[Collection entries]
:::::

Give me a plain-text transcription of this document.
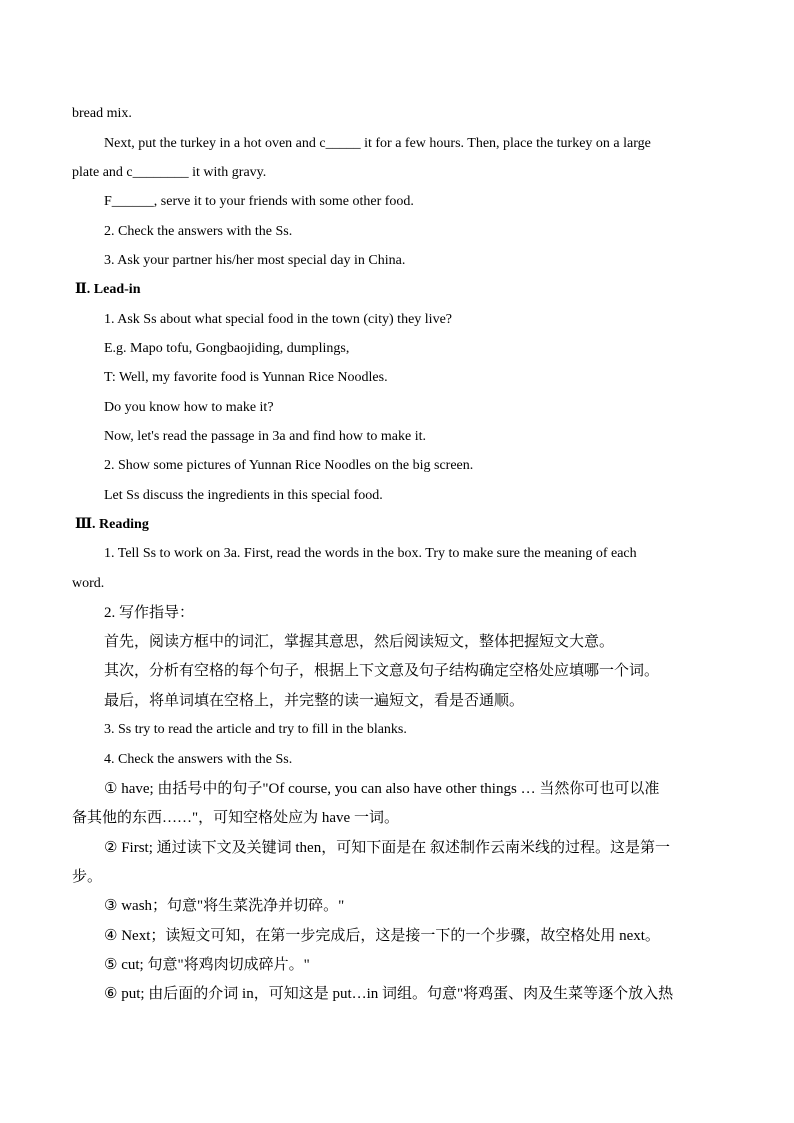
bread mix.
Next, put the turkey in a hot oven and c_____ it for a few hours. Then, place the turkey on a large
plate and c________ it with gravy.
F______, serve it to your friends with some other food.
2. Check the answers with the Ss.
3. Ask your partner his/her most special day in China.
Ⅱ. Lead-in
1. Ask Ss about what special food in the town (city) they live?
E.g. Mapo tofu, Gongbaojiding, dumplings,
T: Well, my favorite food is Yunnan Rice Noodles.
Do you know how to make it?
Now, let's read the passage in 3a and find how to make it.
2. Show some pictures of Yunnan Rice Noodles on the big screen.
Let Ss discuss the ingredients in this special food.
Ⅲ. Reading
1. Tell Ss to work on 3a. First, read the words in the box. Try to make sure the meaning of each
word.
2. 写作指导：
首先，阅读方框中的词汇，掌握其意思，然后阅读短文，整体把握短文大意。
其次，分析有空格的每个句子，根据上下文意及句子结构确定空格处应填哪一个词。
最后，将单词填在空格上，并完整的读一遍短文，看是否通顺。
3. Ss try to read the article and try to fill in the blanks.
4. Check the answers with the Ss.
① have; 由括号中的句子"Of course, you can also have other things … 当然你可也可以准
备其他的东西……"，可知空格处应为 have 一词。
② First; 通过读下文及关键词 then，可知下面是在 叙述制作云南米线的过程。这是第一
步。
③ wash；句意"将生菜洗净并切碎。"
④ Next；读短文可知，在第一步完成后，这是接一下的一个步骤，故空格处用 next。
⑤ cut; 句意"将鸡肉切成碎片。"
⑥ put; 由后面的介词 in，可知这是 put…in 词组。句意"将鸡蛋、肉及生菜等逐个放入热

:::::

▶ Problem description
Out of the material above, select every line that holds the string "with".

▶ Expected output
plate and c________ it with gravy.
F______, serve it to your friends with some other food.
2. Check the answers with the Ss.
4. Check the answers with the Ss.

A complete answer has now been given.